From the entries below, copy every line where the string "peanut" appears.

__Information supplied__:

+++

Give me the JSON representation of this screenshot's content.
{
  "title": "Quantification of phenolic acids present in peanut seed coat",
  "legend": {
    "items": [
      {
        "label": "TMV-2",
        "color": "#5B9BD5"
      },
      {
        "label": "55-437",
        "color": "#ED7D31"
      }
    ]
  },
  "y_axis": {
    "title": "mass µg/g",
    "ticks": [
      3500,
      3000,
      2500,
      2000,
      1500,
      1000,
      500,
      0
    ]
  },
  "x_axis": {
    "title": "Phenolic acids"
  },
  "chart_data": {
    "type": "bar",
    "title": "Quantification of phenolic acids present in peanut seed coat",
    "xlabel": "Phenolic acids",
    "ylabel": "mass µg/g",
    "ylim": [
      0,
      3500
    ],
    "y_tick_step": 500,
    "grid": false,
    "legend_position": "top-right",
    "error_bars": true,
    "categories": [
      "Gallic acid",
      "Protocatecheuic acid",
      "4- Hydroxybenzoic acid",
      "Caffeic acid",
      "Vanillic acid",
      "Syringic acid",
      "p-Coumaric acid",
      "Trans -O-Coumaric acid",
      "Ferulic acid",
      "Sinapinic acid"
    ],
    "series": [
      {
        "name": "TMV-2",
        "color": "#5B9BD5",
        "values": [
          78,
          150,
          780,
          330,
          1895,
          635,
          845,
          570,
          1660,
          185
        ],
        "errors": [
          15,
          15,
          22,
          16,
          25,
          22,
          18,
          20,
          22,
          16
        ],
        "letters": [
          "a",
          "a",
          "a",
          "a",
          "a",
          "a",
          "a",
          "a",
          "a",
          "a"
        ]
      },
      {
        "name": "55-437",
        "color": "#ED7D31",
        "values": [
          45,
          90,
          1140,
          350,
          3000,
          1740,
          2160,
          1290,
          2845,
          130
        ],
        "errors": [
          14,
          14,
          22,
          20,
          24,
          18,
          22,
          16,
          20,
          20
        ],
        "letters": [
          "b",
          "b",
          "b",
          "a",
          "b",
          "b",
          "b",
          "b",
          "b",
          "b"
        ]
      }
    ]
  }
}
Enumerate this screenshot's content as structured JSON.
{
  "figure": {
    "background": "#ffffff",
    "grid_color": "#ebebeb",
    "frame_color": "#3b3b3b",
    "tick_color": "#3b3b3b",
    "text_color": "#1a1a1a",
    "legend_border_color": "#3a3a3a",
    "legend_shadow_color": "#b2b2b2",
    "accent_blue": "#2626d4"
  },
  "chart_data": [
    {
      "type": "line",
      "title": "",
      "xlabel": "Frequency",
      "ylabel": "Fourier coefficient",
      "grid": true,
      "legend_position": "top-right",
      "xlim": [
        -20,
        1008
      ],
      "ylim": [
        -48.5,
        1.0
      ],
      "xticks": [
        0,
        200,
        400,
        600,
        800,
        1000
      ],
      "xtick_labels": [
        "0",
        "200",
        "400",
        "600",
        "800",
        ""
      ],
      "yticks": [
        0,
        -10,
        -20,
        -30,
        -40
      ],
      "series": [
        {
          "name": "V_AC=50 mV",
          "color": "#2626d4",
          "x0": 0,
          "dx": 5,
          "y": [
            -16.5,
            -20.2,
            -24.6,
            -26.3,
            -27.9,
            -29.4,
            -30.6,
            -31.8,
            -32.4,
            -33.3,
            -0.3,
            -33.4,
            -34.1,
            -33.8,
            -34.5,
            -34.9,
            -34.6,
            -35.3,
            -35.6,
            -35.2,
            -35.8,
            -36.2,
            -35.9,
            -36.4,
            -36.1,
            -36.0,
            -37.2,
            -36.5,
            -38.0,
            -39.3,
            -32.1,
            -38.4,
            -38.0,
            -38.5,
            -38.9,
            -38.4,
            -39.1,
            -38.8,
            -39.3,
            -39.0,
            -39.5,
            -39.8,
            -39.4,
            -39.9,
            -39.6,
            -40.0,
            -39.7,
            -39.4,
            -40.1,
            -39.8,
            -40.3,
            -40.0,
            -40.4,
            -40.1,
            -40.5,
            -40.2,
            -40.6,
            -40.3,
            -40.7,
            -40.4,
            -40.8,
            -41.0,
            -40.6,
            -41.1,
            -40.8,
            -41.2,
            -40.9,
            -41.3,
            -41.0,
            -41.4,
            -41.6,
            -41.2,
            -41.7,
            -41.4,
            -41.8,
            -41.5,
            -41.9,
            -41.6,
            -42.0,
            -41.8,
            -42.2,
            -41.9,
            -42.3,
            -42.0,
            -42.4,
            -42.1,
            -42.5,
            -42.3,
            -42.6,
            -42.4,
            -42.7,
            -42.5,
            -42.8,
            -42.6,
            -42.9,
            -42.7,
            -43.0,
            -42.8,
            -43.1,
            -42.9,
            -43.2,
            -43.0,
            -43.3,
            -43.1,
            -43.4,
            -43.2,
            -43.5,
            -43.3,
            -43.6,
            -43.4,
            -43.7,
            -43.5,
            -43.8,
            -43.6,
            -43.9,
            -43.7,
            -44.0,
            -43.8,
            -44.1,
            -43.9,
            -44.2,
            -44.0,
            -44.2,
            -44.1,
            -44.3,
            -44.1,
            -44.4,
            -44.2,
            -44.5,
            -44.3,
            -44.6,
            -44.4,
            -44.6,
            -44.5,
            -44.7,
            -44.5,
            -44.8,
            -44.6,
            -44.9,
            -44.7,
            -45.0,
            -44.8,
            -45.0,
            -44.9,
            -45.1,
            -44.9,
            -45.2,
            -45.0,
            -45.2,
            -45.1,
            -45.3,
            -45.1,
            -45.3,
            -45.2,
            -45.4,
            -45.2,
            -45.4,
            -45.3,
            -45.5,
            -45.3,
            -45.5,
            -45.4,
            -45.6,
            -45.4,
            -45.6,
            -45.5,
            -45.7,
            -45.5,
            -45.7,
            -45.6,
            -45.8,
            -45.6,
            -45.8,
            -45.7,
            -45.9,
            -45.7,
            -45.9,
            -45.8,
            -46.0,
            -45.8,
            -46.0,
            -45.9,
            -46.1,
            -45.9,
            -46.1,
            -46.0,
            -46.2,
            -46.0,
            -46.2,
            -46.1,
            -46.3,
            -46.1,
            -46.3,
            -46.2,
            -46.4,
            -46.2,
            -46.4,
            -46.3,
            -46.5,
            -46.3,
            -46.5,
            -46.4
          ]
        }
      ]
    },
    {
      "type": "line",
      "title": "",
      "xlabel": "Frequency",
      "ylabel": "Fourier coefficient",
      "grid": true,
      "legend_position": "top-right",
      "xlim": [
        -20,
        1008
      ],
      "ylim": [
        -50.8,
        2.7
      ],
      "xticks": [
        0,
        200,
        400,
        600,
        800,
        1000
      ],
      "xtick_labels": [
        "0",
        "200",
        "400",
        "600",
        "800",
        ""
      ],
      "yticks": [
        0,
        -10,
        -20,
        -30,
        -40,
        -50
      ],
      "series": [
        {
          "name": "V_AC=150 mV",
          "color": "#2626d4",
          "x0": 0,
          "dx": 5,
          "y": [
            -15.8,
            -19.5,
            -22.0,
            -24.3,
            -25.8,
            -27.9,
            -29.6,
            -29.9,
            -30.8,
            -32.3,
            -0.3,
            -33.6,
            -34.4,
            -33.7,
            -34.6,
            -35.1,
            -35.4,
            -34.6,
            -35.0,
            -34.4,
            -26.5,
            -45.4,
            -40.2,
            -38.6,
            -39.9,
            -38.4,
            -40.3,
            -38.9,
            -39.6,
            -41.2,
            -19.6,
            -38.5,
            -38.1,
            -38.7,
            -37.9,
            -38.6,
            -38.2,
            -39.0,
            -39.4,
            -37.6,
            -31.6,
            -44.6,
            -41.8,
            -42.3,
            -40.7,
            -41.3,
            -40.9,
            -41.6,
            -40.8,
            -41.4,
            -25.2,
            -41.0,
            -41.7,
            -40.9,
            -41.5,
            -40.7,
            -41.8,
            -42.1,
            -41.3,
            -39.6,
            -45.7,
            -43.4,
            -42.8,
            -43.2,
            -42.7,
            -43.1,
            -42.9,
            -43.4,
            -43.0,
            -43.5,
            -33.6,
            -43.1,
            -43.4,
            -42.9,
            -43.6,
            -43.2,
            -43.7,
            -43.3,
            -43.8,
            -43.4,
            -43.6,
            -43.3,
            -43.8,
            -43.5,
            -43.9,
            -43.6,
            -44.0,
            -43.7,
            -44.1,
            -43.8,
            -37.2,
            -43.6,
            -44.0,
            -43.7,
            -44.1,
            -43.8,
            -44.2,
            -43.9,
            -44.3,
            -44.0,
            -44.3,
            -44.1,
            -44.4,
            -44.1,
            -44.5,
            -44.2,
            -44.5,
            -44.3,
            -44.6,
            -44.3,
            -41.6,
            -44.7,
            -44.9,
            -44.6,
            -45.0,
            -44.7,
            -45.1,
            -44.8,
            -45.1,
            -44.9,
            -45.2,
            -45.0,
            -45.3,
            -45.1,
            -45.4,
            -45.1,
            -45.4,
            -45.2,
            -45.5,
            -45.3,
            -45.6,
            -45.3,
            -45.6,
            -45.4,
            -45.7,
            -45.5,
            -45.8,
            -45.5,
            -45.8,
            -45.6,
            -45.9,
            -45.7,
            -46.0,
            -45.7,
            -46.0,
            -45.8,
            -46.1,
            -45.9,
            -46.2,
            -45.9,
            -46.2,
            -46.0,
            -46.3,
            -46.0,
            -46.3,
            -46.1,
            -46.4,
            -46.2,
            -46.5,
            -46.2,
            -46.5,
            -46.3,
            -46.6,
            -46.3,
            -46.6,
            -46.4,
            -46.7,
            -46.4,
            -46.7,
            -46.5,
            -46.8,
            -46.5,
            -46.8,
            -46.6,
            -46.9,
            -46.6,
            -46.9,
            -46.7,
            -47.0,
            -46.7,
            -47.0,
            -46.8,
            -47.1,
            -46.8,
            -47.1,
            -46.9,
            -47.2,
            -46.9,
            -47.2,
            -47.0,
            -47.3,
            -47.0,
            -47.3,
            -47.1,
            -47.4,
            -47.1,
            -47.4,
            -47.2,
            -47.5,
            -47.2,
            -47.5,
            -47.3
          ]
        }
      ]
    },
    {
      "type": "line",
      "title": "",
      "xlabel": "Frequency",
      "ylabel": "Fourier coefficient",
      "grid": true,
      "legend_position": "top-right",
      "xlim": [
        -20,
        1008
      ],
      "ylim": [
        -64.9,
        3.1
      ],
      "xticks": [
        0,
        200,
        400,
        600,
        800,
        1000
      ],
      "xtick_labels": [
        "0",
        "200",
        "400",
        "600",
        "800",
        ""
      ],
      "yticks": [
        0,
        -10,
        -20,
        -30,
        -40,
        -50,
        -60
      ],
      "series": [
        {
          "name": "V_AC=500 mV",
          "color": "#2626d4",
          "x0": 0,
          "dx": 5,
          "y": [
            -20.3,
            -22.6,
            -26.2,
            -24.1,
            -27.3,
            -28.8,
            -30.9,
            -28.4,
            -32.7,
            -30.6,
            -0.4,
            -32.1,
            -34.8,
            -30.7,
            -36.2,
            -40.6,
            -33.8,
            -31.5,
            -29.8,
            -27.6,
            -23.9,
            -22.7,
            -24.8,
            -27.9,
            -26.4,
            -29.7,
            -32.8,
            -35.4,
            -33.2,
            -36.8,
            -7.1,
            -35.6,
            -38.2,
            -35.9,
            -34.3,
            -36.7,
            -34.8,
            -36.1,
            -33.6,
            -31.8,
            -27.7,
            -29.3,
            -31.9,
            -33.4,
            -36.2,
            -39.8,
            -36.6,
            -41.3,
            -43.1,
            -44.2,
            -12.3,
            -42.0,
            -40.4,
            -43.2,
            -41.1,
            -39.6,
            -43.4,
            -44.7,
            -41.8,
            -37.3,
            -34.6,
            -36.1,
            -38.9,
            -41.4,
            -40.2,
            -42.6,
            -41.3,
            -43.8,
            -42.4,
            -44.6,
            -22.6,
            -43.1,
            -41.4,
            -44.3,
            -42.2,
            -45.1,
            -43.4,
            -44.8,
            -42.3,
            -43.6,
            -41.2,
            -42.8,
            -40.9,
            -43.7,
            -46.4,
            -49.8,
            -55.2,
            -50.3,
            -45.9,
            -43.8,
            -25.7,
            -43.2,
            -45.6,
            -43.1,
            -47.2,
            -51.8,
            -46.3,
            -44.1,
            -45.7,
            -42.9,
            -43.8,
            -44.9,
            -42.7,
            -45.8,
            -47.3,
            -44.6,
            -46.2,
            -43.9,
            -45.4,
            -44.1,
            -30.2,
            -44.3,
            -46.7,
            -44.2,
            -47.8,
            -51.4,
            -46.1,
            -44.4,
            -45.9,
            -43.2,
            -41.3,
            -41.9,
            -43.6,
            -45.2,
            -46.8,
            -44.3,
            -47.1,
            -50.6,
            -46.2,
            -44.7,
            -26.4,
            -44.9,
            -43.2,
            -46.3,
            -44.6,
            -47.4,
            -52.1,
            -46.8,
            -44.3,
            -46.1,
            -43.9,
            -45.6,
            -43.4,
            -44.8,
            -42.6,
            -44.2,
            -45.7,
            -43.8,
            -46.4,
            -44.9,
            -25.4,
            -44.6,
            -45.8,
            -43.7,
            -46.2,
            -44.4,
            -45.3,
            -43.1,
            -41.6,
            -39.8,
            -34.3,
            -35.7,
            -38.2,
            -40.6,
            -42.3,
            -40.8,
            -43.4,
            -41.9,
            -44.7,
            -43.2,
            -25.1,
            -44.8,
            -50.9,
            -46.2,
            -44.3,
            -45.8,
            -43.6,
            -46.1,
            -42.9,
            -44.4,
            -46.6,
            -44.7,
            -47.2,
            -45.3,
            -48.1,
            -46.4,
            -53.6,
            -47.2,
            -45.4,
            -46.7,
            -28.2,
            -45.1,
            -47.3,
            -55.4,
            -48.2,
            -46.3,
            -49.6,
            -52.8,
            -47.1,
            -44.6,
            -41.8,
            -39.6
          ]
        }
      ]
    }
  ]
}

+++

__Exercise answer__:
  "title": "Quantification of phenolic acids present in peanut seed coat",
    "title": "Quantification of phenolic acids present in peanut seed coat",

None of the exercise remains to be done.